* Given problem *
Lines that contain the string "this" are to be copied; leave out all others.
** Start Extracted data **
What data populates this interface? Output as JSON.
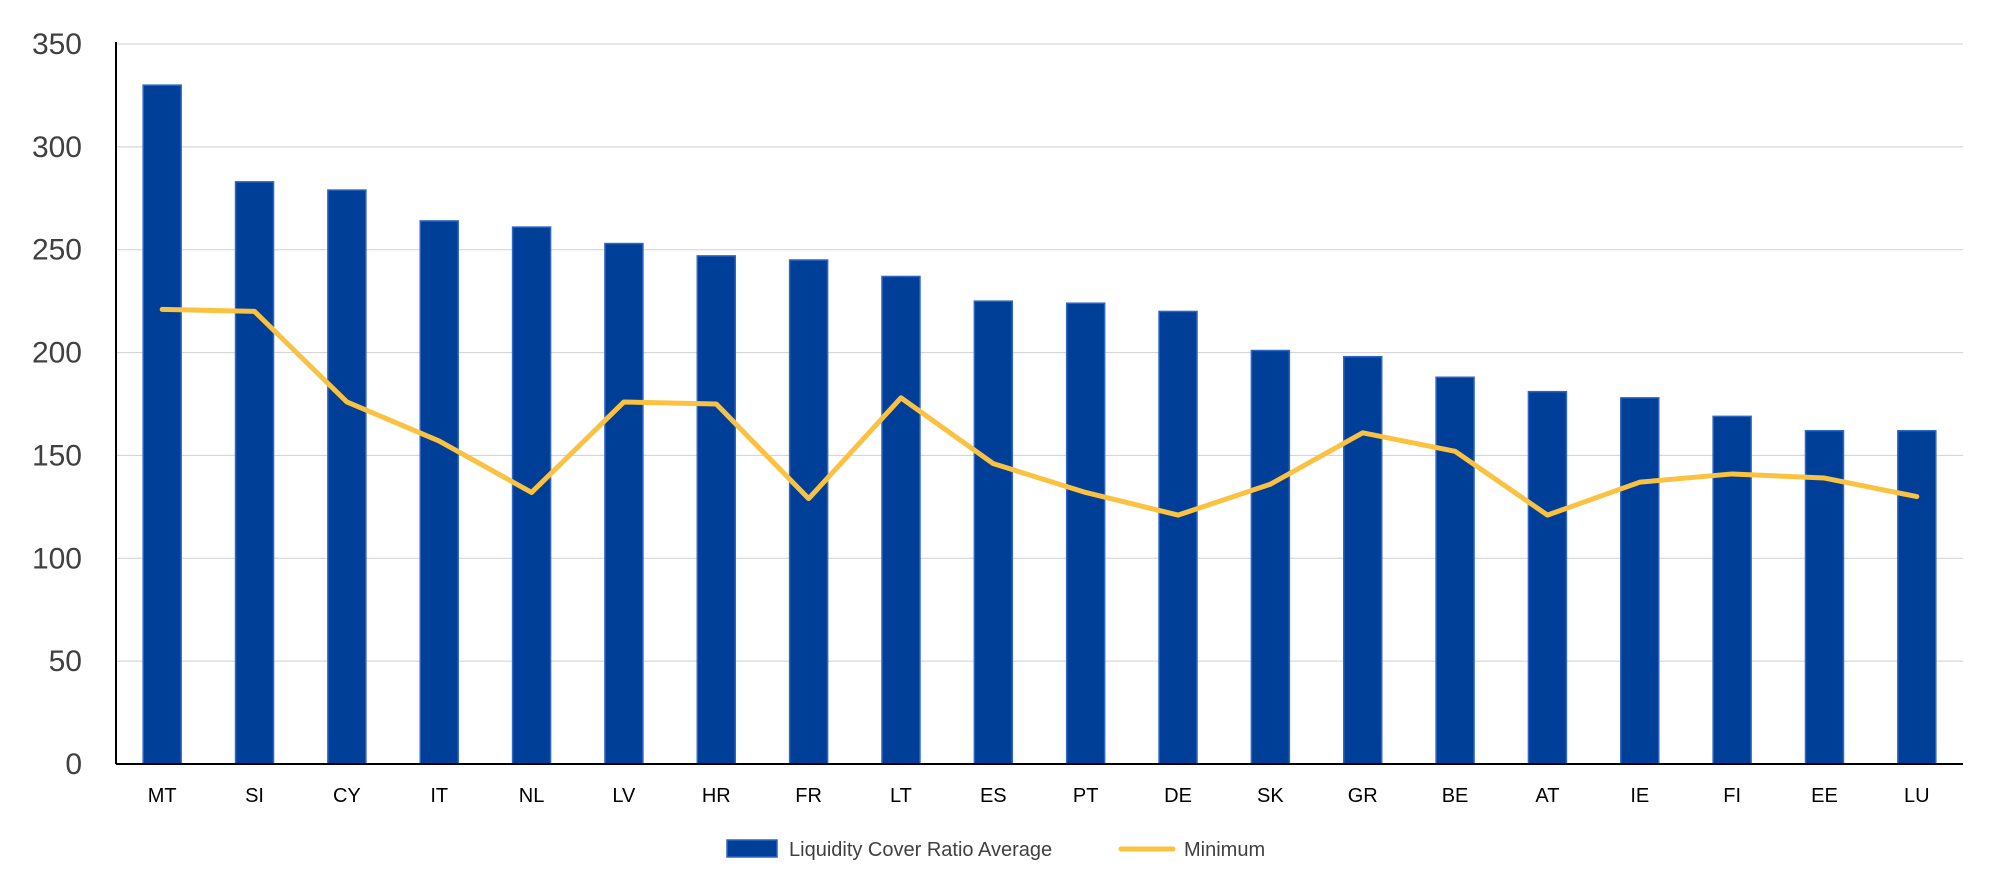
{
  "chart_data": {
    "type": "bar",
    "categories": [
      "MT",
      "SI",
      "CY",
      "IT",
      "NL",
      "LV",
      "HR",
      "FR",
      "LT",
      "ES",
      "PT",
      "DE",
      "SK",
      "GR",
      "BE",
      "AT",
      "IE",
      "FI",
      "EE",
      "LU"
    ],
    "series": [
      {
        "name": "Liquidity Cover Ratio Average",
        "type": "bar",
        "color": "#003F98",
        "values": [
          330,
          283,
          279,
          264,
          261,
          253,
          247,
          245,
          237,
          225,
          224,
          220,
          201,
          198,
          188,
          181,
          178,
          169,
          162,
          162
        ]
      },
      {
        "name": "Minimum",
        "type": "line",
        "color": "#FBC241",
        "values": [
          221,
          220,
          176,
          157,
          132,
          176,
          175,
          129,
          178,
          146,
          132,
          121,
          136,
          161,
          152,
          121,
          137,
          141,
          139,
          130
        ]
      }
    ],
    "title": "",
    "xlabel": "",
    "ylabel": "",
    "ylim": [
      0,
      350
    ],
    "yticks": [
      0,
      50,
      100,
      150,
      200,
      250,
      300,
      350
    ],
    "grid": true,
    "legend": "bottom-center"
  }
}
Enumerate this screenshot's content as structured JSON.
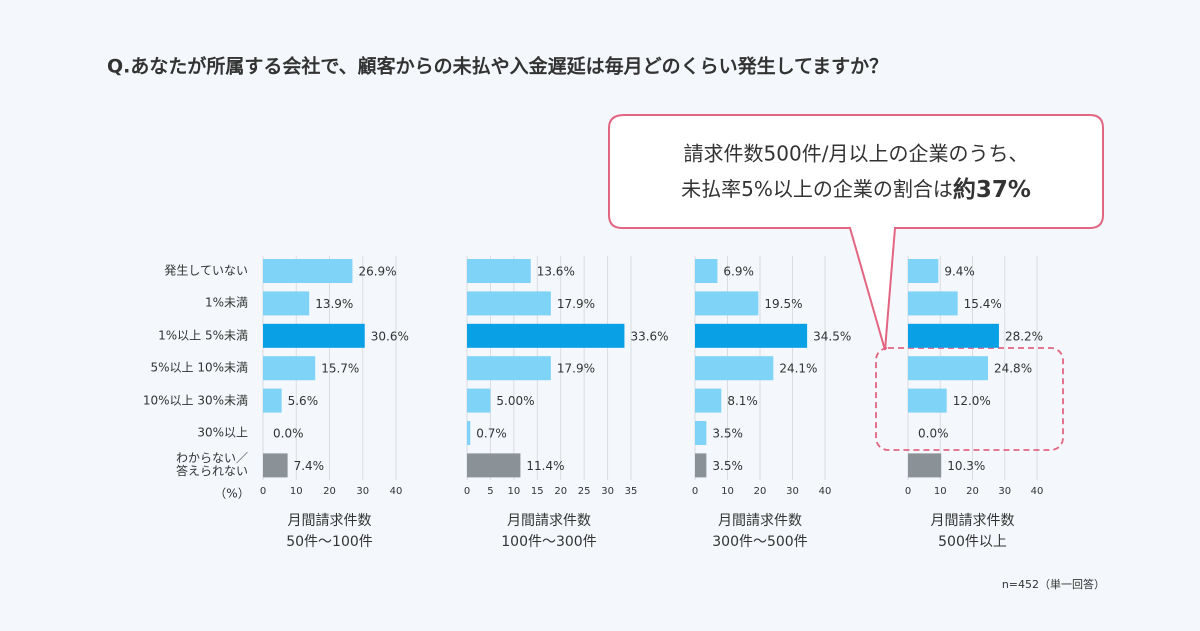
{
  "question": "Q.あなたが所属する会社で、顧客からの未払や入金遅延は毎月どのくらい発生してますか？",
  "callout": {
    "line1": "請求件数500件/月以上の企業のうち、",
    "line2": "未払率5%以上の企業の割合は",
    "emphasis": "約37%"
  },
  "unit_label": "（%）",
  "note": "n=452（単一回答）",
  "chart_data": [
    {
      "type": "hbar",
      "title": "月間請求件数",
      "subtitle": "50件〜100件",
      "categories": [
        "発生していない",
        "1%未満",
        "1%以上 5%未満",
        "5%以上 10%未満",
        "10%以上 30%未満",
        "30%以上",
        "わからない／\n答えられない"
      ],
      "values": [
        26.9,
        13.9,
        30.6,
        15.7,
        5.6,
        0.0,
        7.4
      ],
      "value_labels": [
        "26.9%",
        "13.9%",
        "30.6%",
        "15.7%",
        "5.6%",
        "0.0%",
        "7.4%"
      ],
      "colors": [
        "#7fd3f7",
        "#7fd3f7",
        "#0aa0e6",
        "#7fd3f7",
        "#7fd3f7",
        "#7fd3f7",
        "#8a9297"
      ],
      "xlim": [
        0,
        40
      ],
      "xticks": [
        0,
        10,
        20,
        30,
        40
      ]
    },
    {
      "type": "hbar",
      "title": "月間請求件数",
      "subtitle": "100件〜300件",
      "values": [
        13.6,
        17.9,
        33.6,
        17.9,
        5.0,
        0.7,
        11.4
      ],
      "value_labels": [
        "13.6%",
        "17.9%",
        "33.6%",
        "17.9%",
        "5.00%",
        "0.7%",
        "11.4%"
      ],
      "colors": [
        "#7fd3f7",
        "#7fd3f7",
        "#0aa0e6",
        "#7fd3f7",
        "#7fd3f7",
        "#7fd3f7",
        "#8a9297"
      ],
      "xlim": [
        0,
        35
      ],
      "xticks": [
        0,
        5,
        10,
        15,
        20,
        25,
        30,
        35
      ]
    },
    {
      "type": "hbar",
      "title": "月間請求件数",
      "subtitle": "300件〜500件",
      "values": [
        6.9,
        19.5,
        34.5,
        24.1,
        8.1,
        3.5,
        3.5
      ],
      "value_labels": [
        "6.9%",
        "19.5%",
        "34.5%",
        "24.1%",
        "8.1%",
        "3.5%",
        "3.5%"
      ],
      "colors": [
        "#7fd3f7",
        "#7fd3f7",
        "#0aa0e6",
        "#7fd3f7",
        "#7fd3f7",
        "#7fd3f7",
        "#8a9297"
      ],
      "xlim": [
        0,
        40
      ],
      "xticks": [
        0,
        10,
        20,
        30,
        40
      ]
    },
    {
      "type": "hbar",
      "title": "月間請求件数",
      "subtitle": "500件以上",
      "values": [
        9.4,
        15.4,
        28.2,
        24.8,
        12.0,
        0.0,
        10.3
      ],
      "value_labels": [
        "9.4%",
        "15.4%",
        "28.2%",
        "24.8%",
        "12.0%",
        "0.0%",
        "10.3%"
      ],
      "colors": [
        "#7fd3f7",
        "#7fd3f7",
        "#0aa0e6",
        "#7fd3f7",
        "#7fd3f7",
        "#7fd3f7",
        "#8a9297"
      ],
      "xlim": [
        0,
        40
      ],
      "xticks": [
        0,
        10,
        20,
        30,
        40
      ]
    }
  ]
}
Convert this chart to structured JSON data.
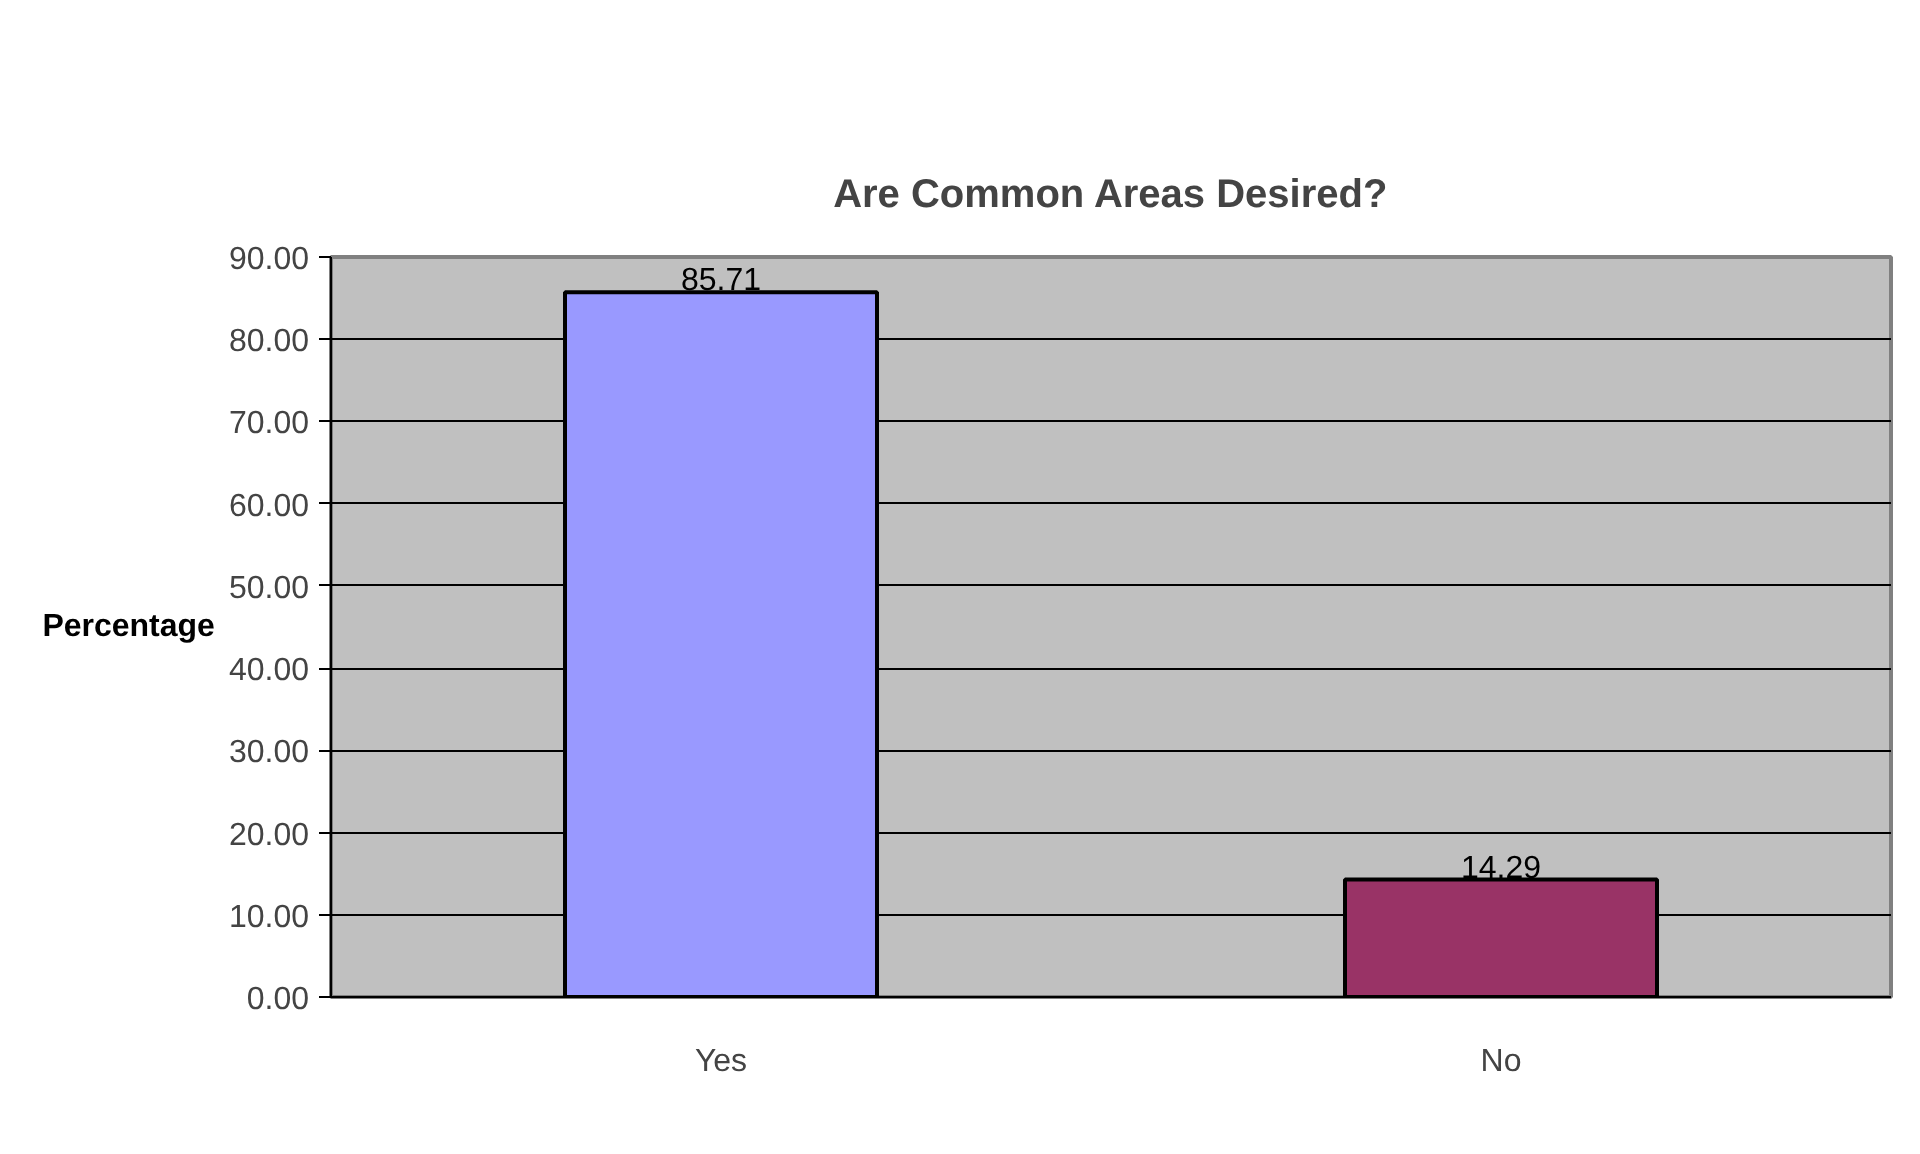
{
  "chart_data": {
    "type": "bar",
    "title": "Are Common Areas Desired?",
    "ylabel": "Percentage",
    "categories": [
      "Yes",
      "No"
    ],
    "values": [
      85.71,
      14.29
    ],
    "colors": [
      "#9999ff",
      "#993366"
    ],
    "ylim": [
      0,
      90
    ],
    "yticks": [
      {
        "value": 0,
        "label": "0.00"
      },
      {
        "value": 10,
        "label": "10.00"
      },
      {
        "value": 20,
        "label": "20.00"
      },
      {
        "value": 30,
        "label": "30.00"
      },
      {
        "value": 40,
        "label": "40.00"
      },
      {
        "value": 50,
        "label": "50.00"
      },
      {
        "value": 60,
        "label": "60.00"
      },
      {
        "value": 70,
        "label": "70.00"
      },
      {
        "value": 80,
        "label": "80.00"
      },
      {
        "value": 90,
        "label": "90.00"
      }
    ],
    "grid": "y",
    "data_labels": true
  }
}
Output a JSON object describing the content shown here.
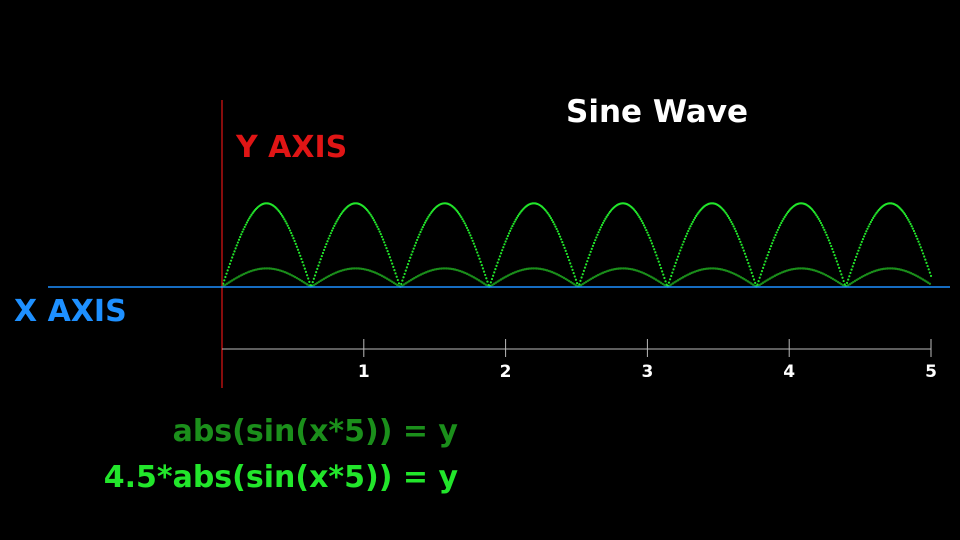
{
  "chart_data": {
    "type": "line",
    "title": "Sine Wave",
    "xlabel": "X AXIS",
    "ylabel": "Y AXIS",
    "xlim": [
      0,
      5
    ],
    "x_ticks": [
      1,
      2,
      3,
      4,
      5
    ],
    "series": [
      {
        "name": "abs(sin(x*5)) = y",
        "expression": "abs(sin(x*5))",
        "amplitude": 1,
        "color": "#1b8f1b",
        "style": "dotted"
      },
      {
        "name": "4.5*abs(sin(x*5)) = y",
        "expression": "4.5*abs(sin(x*5))",
        "amplitude": 4.5,
        "color": "#22e62b",
        "style": "dotted"
      }
    ],
    "colors": {
      "background": "#000000",
      "title": "#ffffff",
      "x_axis": "#1e90ff",
      "y_axis": "#e01515",
      "ruler": "#bbbbbb"
    }
  }
}
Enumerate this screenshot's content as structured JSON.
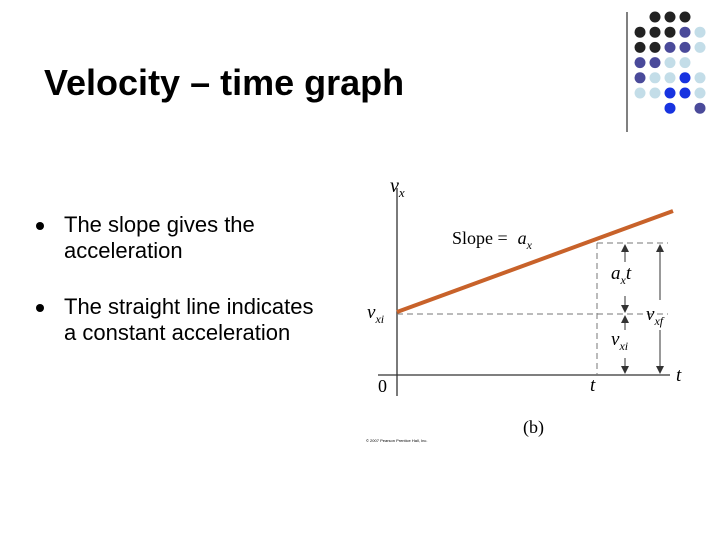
{
  "slide": {
    "title": "Velocity – time graph",
    "bullets": [
      "The slope gives the acceleration",
      "The straight line indicates a constant acceleration"
    ],
    "figure": {
      "y_axis_label": {
        "symbol": "v",
        "subscript": "x"
      },
      "slope_label": {
        "text": "Slope =",
        "symbol": "a",
        "subscript": "x"
      },
      "initial_velocity_label": {
        "symbol": "v",
        "subscript": "xi"
      },
      "change_label": {
        "symbol": "a",
        "subscript": "x",
        "suffix": "t"
      },
      "final_velocity_label": {
        "symbol": "v",
        "subscript": "xf"
      },
      "lower_velocity_label": {
        "symbol": "v",
        "subscript": "xi"
      },
      "origin_label": "0",
      "time_tick_label": "t",
      "x_axis_label": "t",
      "panel_label": "(b)",
      "copyright": "© 2007 Pearson Prentice Hall, Inc."
    }
  }
}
** End Extracted data **
* Final result *
What data populates this interface? Output as JSON.
Enumerate this screenshot's content as structured JSON.
Convert this chart to structured JSON data.
Enumerate this screenshot's content as structured JSON.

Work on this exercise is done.